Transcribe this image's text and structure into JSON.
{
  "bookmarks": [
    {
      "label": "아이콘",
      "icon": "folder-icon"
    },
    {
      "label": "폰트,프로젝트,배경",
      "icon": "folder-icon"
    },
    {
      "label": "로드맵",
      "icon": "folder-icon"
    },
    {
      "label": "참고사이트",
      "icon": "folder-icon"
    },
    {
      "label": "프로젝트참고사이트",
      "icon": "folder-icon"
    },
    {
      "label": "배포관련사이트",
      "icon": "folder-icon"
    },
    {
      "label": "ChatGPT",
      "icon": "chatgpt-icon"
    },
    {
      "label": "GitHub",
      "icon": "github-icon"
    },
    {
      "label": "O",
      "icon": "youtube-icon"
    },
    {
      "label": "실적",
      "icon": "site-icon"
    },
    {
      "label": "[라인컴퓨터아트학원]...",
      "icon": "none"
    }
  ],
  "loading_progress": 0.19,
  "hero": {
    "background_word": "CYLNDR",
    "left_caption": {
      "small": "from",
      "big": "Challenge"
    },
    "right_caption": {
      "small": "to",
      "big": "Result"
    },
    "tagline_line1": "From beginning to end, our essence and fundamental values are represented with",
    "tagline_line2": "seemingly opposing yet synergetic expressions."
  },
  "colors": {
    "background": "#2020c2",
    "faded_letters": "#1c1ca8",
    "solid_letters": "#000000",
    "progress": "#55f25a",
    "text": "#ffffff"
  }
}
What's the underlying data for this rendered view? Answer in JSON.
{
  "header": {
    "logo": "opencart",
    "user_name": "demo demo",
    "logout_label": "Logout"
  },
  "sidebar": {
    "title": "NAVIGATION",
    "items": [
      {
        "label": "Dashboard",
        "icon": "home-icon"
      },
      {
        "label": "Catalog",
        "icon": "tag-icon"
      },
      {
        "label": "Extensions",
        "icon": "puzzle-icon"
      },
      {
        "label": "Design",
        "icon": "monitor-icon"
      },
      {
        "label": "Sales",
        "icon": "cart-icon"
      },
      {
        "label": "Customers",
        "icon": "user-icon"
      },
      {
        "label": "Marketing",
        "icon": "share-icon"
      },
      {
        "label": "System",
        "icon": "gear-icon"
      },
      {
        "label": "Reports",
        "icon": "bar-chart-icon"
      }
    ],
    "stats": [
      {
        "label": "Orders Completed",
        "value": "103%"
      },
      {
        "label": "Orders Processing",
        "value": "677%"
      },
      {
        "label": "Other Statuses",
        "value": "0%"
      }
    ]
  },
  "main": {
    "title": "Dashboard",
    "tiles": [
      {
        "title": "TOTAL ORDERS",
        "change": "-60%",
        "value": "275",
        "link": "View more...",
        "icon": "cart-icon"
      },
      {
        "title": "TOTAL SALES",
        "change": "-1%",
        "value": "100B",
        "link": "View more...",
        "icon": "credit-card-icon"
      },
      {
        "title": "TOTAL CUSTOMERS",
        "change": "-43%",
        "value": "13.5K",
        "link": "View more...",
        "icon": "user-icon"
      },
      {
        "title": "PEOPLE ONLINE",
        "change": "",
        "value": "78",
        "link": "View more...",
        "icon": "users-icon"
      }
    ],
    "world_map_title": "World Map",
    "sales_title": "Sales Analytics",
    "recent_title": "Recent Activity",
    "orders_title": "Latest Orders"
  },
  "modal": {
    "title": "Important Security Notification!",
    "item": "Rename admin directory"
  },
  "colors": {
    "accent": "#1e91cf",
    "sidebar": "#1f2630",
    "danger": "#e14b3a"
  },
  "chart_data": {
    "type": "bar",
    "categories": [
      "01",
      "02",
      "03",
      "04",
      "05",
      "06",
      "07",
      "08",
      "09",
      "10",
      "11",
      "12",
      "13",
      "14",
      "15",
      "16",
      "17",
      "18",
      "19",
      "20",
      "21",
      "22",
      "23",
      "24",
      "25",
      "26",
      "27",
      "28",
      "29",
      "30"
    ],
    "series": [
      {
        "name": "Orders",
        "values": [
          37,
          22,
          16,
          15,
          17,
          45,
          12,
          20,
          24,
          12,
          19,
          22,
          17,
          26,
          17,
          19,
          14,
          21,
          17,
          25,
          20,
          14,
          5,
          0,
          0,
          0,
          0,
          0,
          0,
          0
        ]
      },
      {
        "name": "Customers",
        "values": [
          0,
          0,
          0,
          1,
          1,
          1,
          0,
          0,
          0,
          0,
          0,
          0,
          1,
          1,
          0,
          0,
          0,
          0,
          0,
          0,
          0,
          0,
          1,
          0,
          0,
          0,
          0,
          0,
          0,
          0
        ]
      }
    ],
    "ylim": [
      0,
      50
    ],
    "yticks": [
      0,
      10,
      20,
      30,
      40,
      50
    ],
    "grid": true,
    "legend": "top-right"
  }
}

....................

• Challenge:
Output a single number: how many lines contain the word "JSON".

• Complete response:
2